#### Problem to work on:
Give the listing again character for character, but drop the images.

#### Material provided:
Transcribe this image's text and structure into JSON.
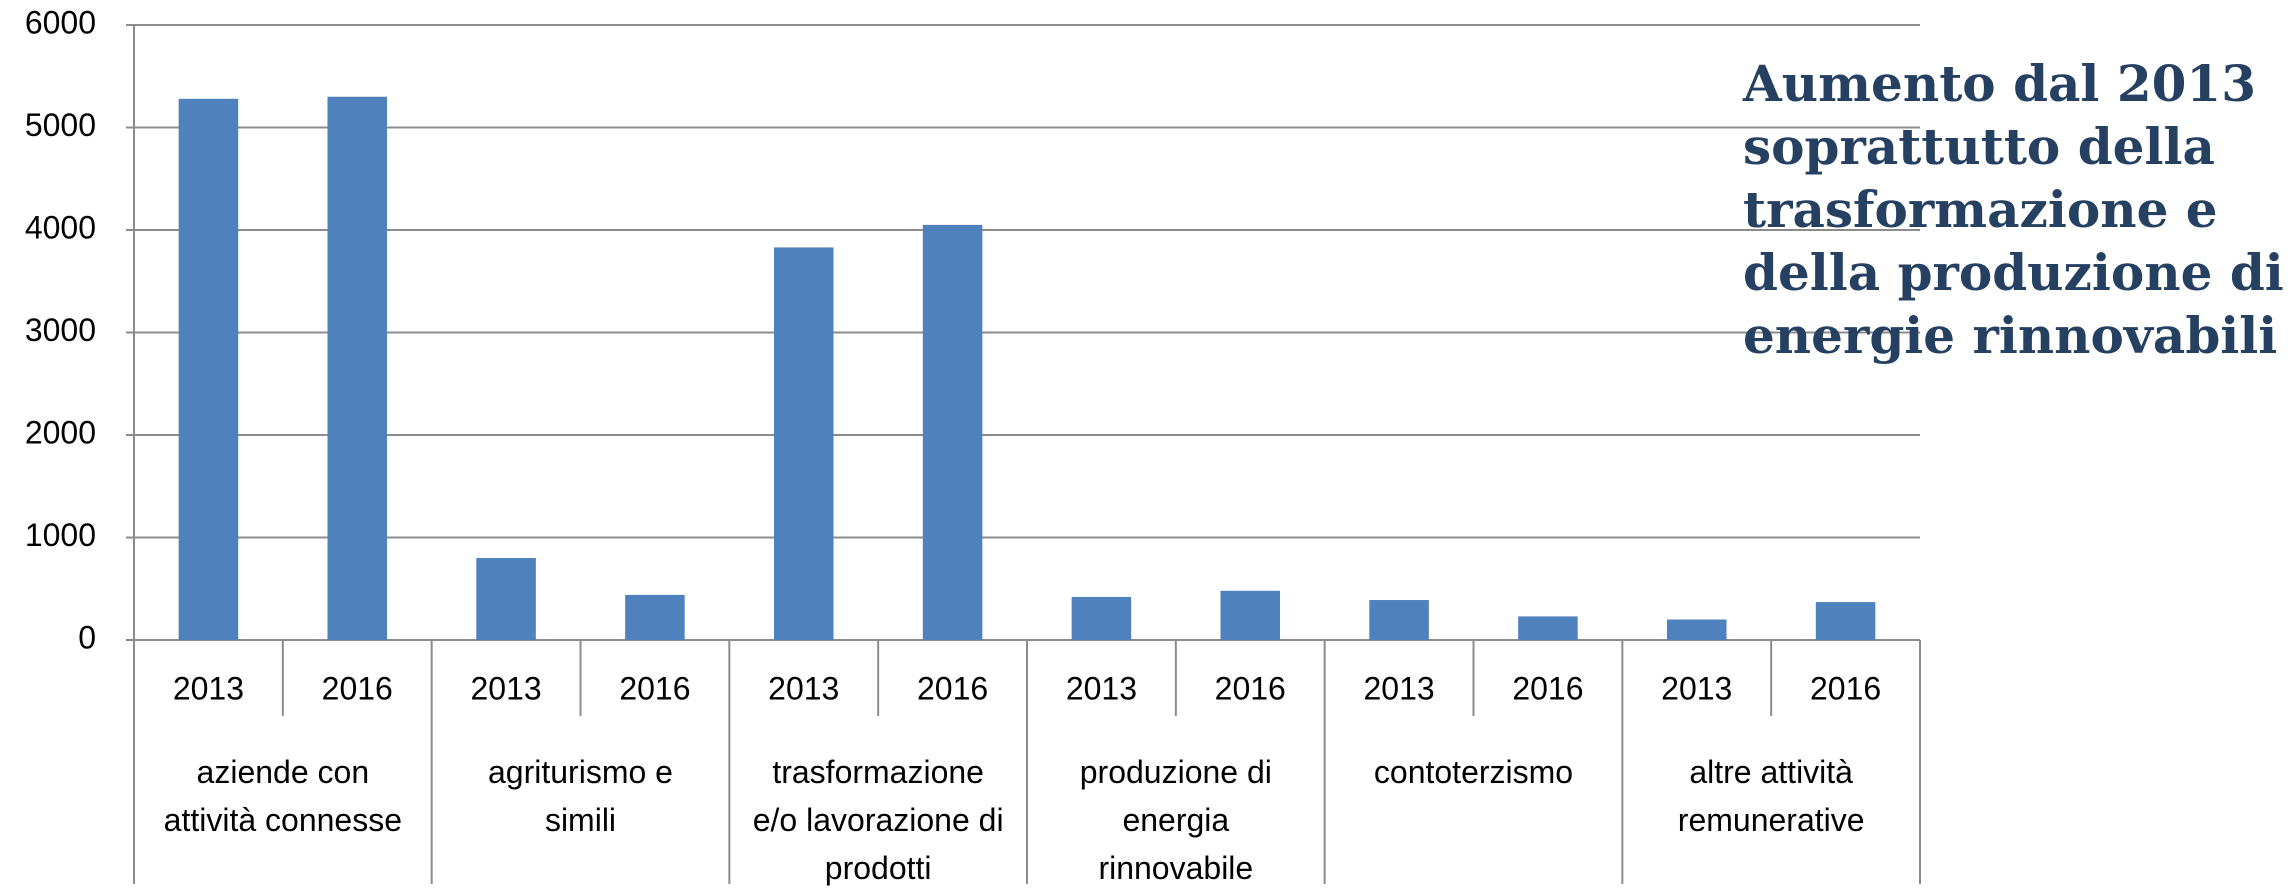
{
  "chart_data": {
    "type": "bar",
    "annotation": "Aumento dal 2013\nsoprattutto della\ntrasformazione e\ndella produzione di\nenergie rinnovabili",
    "categories": [
      "2013",
      "2016",
      "2013",
      "2016",
      "2013",
      "2016",
      "2013",
      "2016",
      "2013",
      "2016",
      "2013",
      "2016"
    ],
    "groups": [
      "aziende con\nattività connesse",
      "agriturismo e\nsimili",
      "trasformazione\ne/o lavorazione di\nprodotti",
      "produzione di\nenergia\nrinnovabile",
      "contoterzismo",
      "altre attività\nremunerative"
    ],
    "values": [
      5280,
      5300,
      800,
      440,
      3830,
      4050,
      420,
      480,
      390,
      230,
      200,
      370
    ],
    "color": "#4f81bd",
    "ylim": [
      0,
      6000
    ],
    "yticks": [
      0,
      1000,
      2000,
      3000,
      4000,
      5000,
      6000
    ],
    "grid": true
  }
}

#### Task result:
Transcribe this image's text and structure into JSON.
{
  "chart_data": {
    "type": "bar",
    "annotation": "Aumento dal 2013\nsoprattutto della\ntrasformazione e\ndella produzione di\nenergie rinnovabili",
    "categories": [
      "2013",
      "2016",
      "2013",
      "2016",
      "2013",
      "2016",
      "2013",
      "2016",
      "2013",
      "2016",
      "2013",
      "2016"
    ],
    "groups": [
      "aziende con\nattività connesse",
      "agriturismo e\nsimili",
      "trasformazione\ne/o lavorazione di\nprodotti",
      "produzione di\nenergia\nrinnovabile",
      "contoterzismo",
      "altre attività\nremunerative"
    ],
    "values": [
      5280,
      5300,
      800,
      440,
      3830,
      4050,
      420,
      480,
      390,
      230,
      200,
      370
    ],
    "color": "#4f81bd",
    "ylim": [
      0,
      6000
    ],
    "yticks": [
      0,
      1000,
      2000,
      3000,
      4000,
      5000,
      6000
    ],
    "grid": true
  }
}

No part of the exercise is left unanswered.